* **Problem to solve**
Which lines hold the word "document"? Copy each one.

Dataset records
------

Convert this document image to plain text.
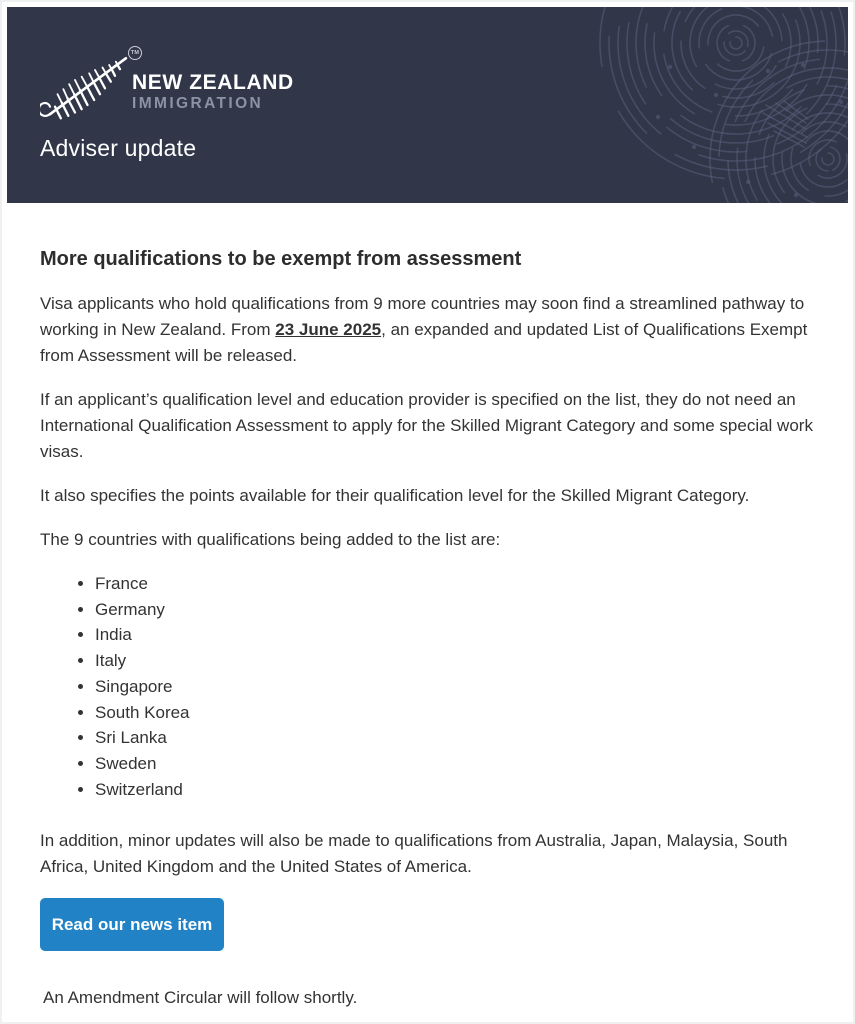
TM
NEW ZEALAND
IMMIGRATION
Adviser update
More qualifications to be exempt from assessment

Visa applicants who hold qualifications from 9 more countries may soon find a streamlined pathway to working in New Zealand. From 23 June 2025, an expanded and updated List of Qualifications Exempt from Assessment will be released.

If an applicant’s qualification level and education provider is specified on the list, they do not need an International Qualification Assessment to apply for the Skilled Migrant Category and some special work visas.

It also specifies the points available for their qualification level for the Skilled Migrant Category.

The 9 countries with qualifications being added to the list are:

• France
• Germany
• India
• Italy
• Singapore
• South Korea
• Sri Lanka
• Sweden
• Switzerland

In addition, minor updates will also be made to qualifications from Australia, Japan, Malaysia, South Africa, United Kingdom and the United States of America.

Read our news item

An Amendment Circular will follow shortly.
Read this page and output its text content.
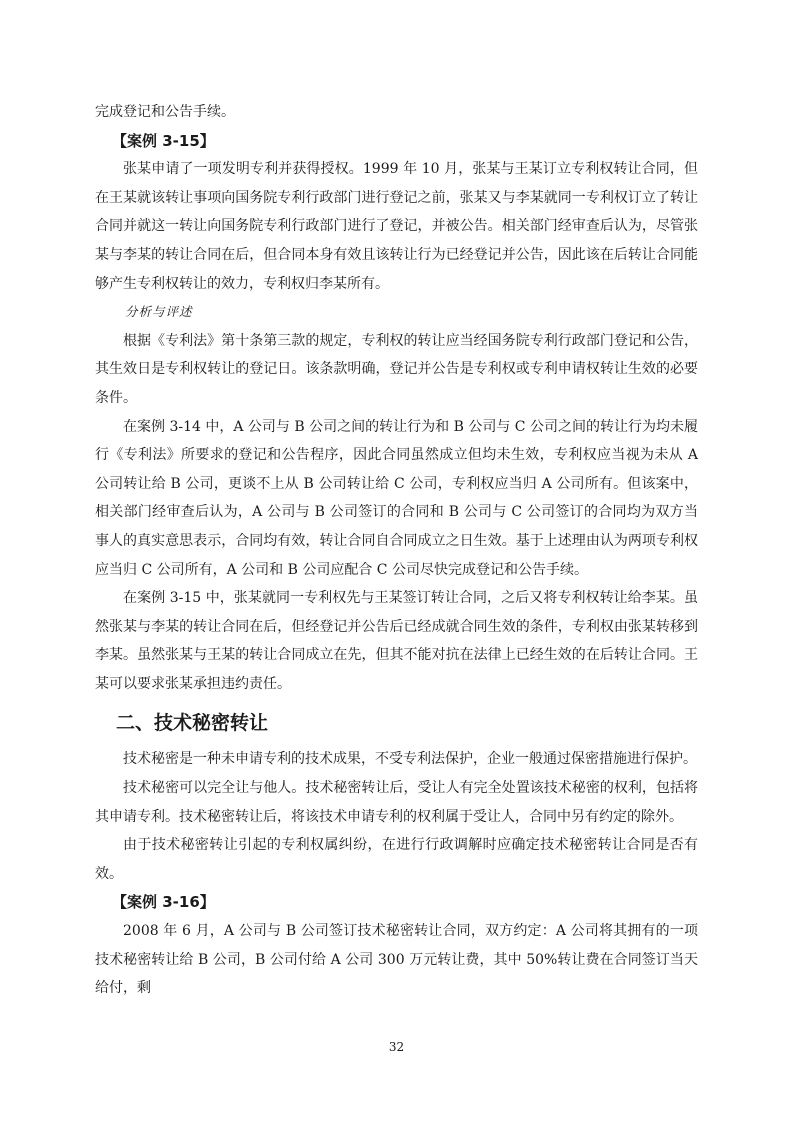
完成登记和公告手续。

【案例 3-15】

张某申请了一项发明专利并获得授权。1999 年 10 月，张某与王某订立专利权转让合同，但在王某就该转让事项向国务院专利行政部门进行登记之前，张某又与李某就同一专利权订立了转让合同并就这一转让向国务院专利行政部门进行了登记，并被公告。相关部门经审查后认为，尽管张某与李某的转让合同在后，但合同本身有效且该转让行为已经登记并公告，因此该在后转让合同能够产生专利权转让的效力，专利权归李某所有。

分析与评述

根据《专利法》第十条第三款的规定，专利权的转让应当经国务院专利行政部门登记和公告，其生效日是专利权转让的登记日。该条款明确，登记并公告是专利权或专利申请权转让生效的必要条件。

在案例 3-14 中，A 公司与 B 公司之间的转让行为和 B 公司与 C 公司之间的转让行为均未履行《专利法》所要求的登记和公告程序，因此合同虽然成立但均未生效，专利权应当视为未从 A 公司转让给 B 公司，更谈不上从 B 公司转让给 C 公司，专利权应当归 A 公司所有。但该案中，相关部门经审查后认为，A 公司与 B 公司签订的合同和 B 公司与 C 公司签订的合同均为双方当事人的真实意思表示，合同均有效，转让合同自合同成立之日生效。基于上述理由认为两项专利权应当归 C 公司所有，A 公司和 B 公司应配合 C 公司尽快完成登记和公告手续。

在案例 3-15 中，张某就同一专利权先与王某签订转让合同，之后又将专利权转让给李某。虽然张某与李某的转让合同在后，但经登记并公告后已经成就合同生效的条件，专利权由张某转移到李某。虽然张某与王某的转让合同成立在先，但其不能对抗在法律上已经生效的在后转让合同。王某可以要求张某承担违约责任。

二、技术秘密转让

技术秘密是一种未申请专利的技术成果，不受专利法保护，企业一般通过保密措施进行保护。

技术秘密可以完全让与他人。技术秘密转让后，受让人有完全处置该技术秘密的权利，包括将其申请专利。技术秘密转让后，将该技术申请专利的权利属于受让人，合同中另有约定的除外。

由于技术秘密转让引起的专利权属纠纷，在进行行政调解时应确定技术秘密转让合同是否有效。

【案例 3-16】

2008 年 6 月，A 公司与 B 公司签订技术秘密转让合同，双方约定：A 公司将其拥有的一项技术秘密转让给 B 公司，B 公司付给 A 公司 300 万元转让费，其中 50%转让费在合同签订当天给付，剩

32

------

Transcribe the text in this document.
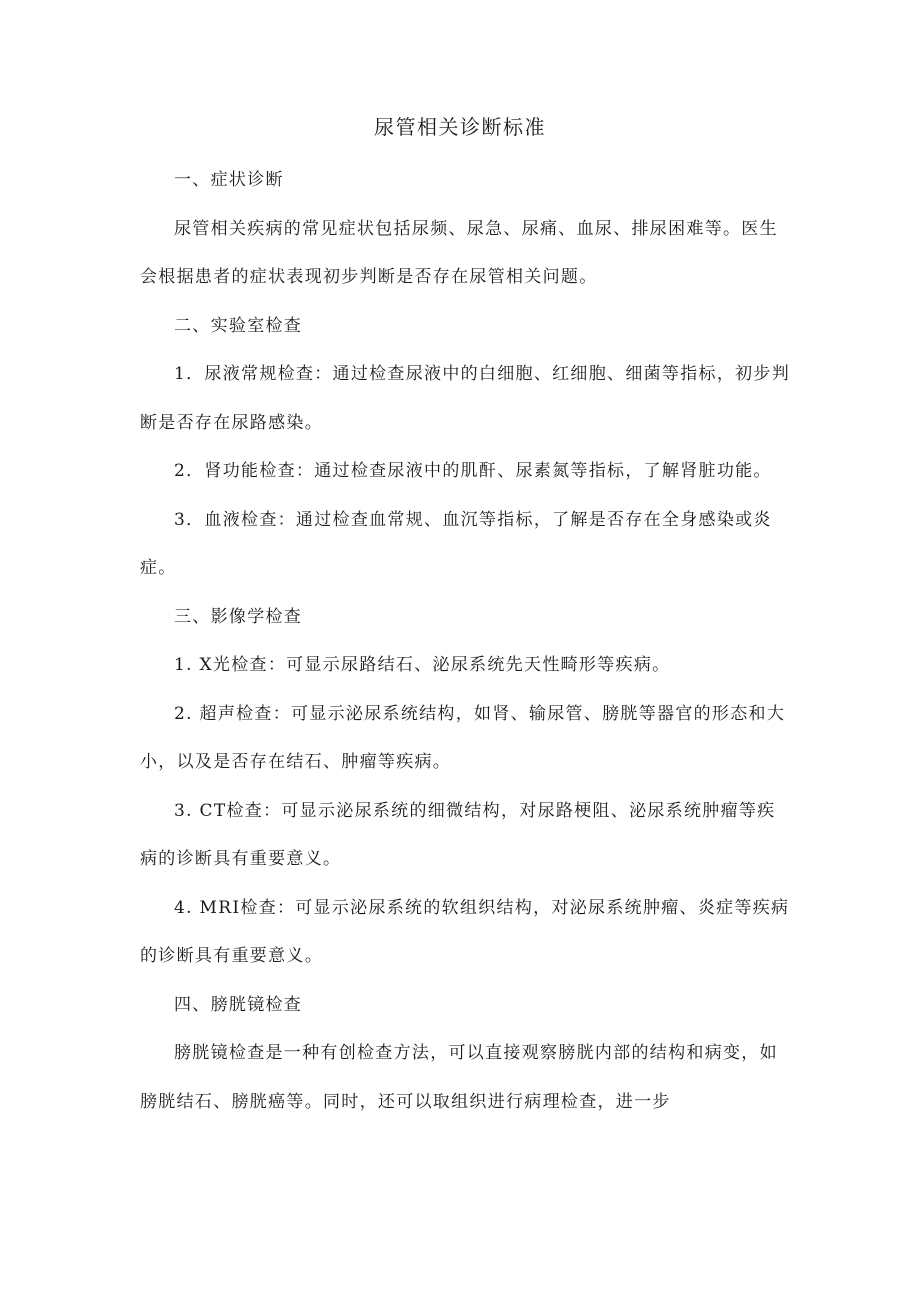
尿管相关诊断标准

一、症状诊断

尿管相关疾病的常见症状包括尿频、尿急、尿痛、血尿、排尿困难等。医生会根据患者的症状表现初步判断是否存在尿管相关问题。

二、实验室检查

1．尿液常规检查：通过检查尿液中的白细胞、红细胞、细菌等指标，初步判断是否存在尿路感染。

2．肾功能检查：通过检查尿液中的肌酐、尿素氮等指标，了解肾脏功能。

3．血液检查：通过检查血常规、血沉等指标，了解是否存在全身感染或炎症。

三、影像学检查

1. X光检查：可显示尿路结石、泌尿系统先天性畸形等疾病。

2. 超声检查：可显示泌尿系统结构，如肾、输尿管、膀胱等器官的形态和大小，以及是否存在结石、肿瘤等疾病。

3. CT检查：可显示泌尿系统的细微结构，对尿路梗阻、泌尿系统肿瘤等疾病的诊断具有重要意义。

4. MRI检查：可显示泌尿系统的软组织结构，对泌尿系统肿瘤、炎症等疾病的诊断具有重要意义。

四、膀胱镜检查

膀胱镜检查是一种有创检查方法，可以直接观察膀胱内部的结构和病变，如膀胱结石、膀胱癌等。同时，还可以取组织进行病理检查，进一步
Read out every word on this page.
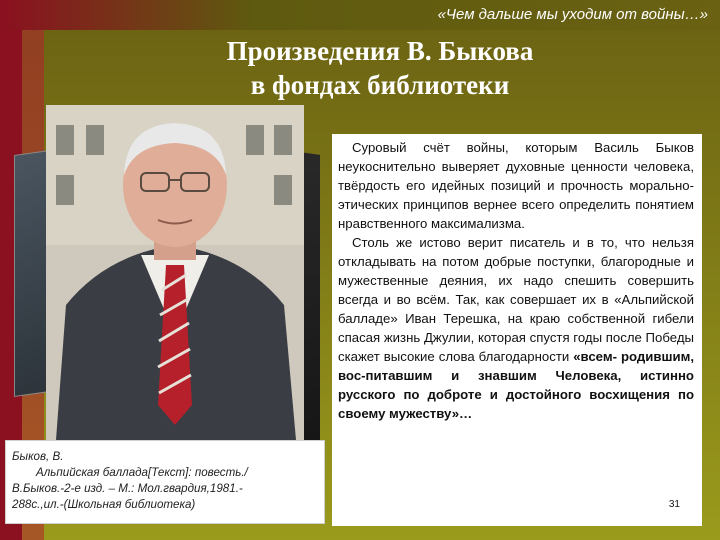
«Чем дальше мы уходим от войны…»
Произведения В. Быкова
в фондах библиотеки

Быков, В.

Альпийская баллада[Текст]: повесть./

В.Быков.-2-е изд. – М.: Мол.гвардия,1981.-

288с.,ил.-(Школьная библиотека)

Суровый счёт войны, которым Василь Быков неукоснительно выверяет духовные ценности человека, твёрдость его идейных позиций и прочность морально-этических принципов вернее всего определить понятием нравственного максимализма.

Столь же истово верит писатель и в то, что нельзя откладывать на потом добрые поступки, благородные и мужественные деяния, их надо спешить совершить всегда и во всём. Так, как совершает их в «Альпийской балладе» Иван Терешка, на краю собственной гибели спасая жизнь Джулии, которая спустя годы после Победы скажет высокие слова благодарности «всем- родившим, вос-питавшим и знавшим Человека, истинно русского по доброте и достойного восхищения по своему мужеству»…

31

------

* **Answer to this task**
Convert this document image to plain text.
Transcribe the text in this document.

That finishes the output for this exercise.